**Exercise description**
Search the records for "suffix" and copy each line that holds it.

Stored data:
══════════
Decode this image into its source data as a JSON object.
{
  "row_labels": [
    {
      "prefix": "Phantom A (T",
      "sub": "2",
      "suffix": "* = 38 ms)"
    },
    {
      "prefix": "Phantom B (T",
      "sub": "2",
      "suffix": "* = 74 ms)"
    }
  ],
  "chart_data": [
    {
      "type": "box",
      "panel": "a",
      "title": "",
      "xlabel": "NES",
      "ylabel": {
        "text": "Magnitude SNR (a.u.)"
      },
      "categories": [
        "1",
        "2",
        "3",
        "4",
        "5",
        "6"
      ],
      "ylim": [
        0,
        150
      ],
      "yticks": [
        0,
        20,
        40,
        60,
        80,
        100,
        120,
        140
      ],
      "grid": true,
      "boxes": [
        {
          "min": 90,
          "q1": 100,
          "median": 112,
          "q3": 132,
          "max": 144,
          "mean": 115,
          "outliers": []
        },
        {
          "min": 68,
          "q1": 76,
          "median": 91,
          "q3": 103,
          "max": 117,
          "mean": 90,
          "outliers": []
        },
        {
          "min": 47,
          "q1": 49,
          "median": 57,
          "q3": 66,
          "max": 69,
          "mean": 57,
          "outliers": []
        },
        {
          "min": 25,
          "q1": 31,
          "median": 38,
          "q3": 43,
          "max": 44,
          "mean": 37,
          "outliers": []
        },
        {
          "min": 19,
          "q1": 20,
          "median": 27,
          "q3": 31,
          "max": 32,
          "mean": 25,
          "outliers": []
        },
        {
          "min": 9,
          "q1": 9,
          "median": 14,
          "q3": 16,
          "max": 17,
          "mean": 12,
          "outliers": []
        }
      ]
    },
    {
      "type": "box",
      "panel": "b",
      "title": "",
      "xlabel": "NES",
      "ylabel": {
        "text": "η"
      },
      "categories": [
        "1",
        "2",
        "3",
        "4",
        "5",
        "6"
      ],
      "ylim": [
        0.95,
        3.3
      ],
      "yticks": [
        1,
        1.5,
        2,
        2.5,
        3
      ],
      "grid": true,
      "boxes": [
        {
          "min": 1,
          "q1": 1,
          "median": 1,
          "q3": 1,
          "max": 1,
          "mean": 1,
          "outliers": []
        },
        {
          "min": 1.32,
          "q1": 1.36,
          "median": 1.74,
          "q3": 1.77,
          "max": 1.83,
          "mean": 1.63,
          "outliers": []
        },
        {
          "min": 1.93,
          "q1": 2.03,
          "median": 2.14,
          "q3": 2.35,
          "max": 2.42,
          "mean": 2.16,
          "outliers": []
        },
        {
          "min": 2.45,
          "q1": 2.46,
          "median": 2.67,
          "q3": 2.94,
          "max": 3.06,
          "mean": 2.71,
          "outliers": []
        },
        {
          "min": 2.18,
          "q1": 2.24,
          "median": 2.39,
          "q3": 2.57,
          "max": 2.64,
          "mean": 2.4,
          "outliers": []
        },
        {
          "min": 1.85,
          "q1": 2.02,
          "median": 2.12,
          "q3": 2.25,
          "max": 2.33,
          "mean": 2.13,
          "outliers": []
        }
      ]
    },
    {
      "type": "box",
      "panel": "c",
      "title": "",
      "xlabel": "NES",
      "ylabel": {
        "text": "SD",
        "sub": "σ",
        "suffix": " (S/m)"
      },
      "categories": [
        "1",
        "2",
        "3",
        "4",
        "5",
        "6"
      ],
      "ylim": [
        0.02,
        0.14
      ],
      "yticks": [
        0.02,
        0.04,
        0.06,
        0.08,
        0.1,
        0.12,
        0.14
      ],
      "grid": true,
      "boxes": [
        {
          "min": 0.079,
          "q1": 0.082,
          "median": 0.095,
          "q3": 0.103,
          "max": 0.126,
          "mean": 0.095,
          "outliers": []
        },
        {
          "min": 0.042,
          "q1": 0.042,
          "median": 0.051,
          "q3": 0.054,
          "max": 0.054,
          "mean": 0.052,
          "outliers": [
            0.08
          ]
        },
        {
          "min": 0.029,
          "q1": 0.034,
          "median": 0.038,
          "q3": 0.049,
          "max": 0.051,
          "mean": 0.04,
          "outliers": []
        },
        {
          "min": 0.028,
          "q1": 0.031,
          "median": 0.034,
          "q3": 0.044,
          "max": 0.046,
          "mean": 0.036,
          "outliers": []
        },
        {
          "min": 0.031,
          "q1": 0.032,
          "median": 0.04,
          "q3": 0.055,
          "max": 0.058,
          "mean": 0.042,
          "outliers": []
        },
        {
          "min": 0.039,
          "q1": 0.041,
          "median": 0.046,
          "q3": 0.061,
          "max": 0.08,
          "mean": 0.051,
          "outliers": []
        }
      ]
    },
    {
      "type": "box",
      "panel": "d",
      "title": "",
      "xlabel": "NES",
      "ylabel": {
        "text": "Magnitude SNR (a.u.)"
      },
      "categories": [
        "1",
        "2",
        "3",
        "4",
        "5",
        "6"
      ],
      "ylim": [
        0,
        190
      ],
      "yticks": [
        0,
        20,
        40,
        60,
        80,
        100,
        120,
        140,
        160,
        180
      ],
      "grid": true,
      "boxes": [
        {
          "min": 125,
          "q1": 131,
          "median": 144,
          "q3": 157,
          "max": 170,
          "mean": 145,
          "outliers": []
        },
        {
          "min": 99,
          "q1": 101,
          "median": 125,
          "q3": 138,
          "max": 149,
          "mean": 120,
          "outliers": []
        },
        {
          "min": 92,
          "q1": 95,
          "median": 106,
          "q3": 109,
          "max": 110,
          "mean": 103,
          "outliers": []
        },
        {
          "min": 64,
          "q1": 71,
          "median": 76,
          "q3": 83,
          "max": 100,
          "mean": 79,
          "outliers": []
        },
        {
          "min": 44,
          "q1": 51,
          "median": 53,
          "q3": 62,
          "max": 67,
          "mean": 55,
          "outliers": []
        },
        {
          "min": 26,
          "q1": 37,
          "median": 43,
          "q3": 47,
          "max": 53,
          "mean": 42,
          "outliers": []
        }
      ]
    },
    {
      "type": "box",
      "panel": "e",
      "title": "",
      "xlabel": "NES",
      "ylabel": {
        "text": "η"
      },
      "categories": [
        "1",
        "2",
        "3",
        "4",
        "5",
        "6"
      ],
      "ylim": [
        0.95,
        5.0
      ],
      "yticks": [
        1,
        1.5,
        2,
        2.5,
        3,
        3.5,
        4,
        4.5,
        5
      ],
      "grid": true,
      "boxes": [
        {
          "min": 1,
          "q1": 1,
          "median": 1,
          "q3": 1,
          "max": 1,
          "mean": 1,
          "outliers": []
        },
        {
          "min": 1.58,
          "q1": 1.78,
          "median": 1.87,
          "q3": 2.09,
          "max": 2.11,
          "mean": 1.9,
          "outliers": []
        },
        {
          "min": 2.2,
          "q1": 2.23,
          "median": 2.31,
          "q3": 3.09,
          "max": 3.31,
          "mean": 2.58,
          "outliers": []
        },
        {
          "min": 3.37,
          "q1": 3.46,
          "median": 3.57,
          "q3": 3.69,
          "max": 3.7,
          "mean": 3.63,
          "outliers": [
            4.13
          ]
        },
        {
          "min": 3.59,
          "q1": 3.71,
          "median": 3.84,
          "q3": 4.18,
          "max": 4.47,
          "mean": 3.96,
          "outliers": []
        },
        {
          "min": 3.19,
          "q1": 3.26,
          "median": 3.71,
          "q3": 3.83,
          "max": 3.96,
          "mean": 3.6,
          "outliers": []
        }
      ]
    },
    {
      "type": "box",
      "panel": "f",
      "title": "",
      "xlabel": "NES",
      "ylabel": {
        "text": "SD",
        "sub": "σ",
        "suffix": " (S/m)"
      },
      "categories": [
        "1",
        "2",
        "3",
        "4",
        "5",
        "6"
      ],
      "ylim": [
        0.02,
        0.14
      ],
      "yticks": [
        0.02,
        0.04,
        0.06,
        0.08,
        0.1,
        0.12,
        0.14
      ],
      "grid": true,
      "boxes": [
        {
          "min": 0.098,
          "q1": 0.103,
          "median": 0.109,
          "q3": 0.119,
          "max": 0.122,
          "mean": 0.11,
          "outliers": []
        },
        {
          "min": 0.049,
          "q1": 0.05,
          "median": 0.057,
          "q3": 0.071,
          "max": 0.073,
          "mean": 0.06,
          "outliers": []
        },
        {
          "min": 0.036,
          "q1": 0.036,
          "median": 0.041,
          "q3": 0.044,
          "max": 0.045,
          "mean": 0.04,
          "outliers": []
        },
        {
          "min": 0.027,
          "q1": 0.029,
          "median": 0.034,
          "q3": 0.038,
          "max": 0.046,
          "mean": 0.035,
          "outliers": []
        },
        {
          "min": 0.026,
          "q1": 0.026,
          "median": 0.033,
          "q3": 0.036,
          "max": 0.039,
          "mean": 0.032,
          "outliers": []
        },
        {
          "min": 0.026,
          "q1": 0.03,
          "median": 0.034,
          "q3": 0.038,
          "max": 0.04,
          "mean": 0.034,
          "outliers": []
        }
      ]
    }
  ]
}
══════════
**Answer to the problem**
      "suffix": "* = 38 ms)"
      "suffix": "* = 74 ms)"
        "suffix": " (S/m)"
        "suffix": " (S/m)"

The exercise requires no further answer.